Pick every line from the data that holds the word "HEALTH".
+++ INPUT MATERIAL
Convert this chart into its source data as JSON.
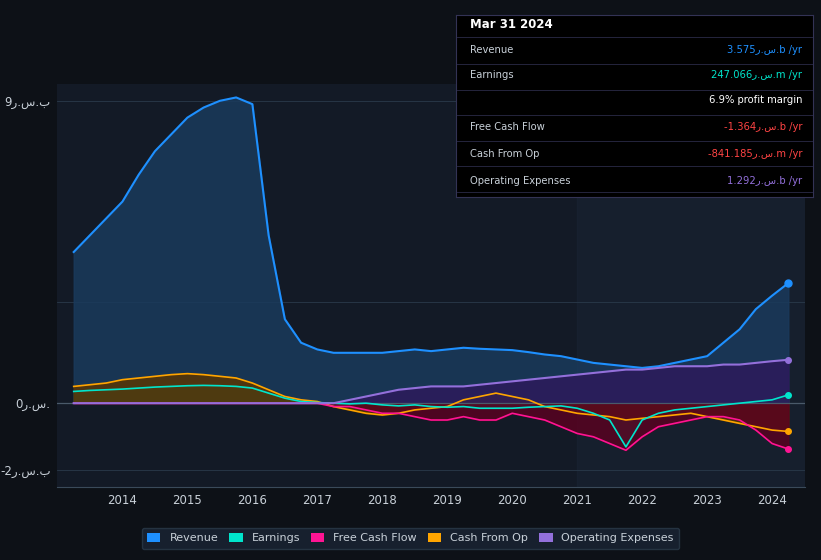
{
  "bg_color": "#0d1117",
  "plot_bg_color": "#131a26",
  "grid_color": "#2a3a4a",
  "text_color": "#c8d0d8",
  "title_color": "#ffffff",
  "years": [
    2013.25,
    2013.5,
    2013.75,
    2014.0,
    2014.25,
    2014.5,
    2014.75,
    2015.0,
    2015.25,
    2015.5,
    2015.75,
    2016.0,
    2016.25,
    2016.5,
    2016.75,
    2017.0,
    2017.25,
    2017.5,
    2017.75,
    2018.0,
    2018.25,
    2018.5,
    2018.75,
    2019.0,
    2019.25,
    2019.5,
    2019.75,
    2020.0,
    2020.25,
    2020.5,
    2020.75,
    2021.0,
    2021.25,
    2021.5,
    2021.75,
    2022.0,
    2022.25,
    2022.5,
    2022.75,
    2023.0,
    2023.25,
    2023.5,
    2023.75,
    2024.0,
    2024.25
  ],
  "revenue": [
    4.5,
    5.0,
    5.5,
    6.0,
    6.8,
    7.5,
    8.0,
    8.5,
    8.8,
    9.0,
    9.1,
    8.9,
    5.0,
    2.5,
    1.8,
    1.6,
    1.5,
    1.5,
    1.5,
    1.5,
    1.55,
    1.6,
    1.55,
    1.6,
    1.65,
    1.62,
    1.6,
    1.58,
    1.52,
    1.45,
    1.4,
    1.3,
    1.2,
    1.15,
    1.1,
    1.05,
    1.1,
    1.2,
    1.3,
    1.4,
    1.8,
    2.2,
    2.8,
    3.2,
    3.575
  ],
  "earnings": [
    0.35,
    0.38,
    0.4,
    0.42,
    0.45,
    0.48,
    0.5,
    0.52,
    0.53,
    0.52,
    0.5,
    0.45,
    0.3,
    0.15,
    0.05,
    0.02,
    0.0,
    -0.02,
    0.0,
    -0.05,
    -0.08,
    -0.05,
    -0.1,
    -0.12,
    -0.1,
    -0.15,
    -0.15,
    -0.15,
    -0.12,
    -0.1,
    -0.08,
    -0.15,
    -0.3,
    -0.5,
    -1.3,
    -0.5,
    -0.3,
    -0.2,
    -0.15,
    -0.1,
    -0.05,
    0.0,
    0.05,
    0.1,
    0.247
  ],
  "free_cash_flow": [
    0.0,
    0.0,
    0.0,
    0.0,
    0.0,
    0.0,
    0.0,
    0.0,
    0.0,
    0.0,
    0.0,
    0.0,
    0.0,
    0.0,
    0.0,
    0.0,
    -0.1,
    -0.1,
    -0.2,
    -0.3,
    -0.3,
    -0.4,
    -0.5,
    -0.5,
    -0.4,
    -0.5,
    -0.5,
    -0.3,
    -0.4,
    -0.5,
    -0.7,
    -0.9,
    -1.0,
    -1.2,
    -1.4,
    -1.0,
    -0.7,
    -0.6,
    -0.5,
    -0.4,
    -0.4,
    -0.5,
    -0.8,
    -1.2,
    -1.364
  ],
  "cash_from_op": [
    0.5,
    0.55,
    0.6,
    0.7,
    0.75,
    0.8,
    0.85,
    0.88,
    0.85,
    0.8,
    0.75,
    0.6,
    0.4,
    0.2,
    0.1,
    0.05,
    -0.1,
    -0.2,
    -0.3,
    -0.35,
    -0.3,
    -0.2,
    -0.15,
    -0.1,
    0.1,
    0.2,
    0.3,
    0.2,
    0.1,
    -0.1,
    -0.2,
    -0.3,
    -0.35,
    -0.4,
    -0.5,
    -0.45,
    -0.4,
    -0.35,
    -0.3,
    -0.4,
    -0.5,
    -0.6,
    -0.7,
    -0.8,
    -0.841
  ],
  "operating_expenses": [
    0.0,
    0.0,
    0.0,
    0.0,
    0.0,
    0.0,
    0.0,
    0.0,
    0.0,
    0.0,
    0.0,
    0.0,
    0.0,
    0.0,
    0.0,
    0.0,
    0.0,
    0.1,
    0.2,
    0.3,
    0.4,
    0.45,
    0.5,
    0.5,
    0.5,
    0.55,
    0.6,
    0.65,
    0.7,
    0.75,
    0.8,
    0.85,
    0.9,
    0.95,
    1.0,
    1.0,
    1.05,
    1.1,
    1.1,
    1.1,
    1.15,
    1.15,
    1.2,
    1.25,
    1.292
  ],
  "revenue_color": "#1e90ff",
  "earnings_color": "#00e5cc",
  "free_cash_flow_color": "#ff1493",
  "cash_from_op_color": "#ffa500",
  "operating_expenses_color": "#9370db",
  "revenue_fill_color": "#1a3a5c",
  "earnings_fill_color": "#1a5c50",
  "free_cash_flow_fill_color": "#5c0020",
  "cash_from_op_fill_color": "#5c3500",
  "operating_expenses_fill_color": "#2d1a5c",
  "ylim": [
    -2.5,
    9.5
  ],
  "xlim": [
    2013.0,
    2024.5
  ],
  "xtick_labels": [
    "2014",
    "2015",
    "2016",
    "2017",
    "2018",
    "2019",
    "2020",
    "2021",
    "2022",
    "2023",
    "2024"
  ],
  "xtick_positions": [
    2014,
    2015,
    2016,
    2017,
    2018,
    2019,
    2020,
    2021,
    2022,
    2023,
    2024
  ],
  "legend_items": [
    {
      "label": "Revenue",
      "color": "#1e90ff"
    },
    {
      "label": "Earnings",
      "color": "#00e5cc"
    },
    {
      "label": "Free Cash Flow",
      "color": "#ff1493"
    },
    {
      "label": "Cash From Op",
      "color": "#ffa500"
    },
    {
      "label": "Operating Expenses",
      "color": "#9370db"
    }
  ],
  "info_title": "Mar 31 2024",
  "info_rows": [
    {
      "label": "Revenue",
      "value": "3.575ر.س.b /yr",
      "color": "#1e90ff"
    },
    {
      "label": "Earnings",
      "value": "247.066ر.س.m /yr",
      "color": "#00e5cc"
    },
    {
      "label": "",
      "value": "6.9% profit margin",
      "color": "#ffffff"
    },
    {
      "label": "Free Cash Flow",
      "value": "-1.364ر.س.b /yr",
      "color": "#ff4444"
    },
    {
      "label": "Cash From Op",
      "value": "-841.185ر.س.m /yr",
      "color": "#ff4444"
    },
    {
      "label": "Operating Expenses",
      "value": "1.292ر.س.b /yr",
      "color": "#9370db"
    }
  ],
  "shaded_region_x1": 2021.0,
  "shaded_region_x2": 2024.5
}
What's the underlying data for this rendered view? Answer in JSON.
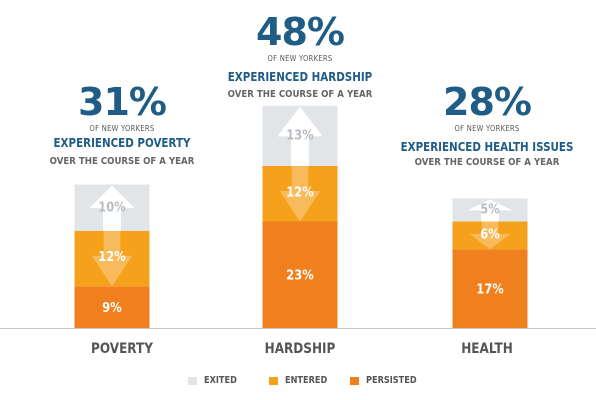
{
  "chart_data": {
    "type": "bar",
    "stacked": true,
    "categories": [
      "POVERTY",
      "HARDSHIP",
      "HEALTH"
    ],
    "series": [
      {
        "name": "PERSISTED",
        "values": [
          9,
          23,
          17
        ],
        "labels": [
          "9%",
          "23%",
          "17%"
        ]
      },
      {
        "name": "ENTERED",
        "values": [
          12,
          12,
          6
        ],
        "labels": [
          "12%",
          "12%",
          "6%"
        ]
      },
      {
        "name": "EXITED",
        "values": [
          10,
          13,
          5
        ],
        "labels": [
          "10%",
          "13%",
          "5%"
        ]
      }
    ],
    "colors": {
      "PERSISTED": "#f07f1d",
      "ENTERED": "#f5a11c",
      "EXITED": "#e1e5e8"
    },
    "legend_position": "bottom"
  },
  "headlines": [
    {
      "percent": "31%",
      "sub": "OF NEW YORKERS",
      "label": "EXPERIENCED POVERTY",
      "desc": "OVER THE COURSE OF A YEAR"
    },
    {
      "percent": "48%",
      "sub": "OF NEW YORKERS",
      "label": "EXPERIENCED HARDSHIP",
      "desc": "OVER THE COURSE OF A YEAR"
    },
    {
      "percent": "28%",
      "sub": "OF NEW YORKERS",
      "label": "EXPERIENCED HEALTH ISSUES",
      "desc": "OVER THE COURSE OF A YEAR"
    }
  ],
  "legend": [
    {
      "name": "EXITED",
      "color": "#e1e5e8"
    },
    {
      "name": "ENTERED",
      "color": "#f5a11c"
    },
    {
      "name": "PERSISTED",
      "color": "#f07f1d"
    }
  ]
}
++++++
▶ _OUTPUT OF THE EXERCISE_
      "HEALTH"
      "label": "EXPERIENCED HEALTH ISSUES",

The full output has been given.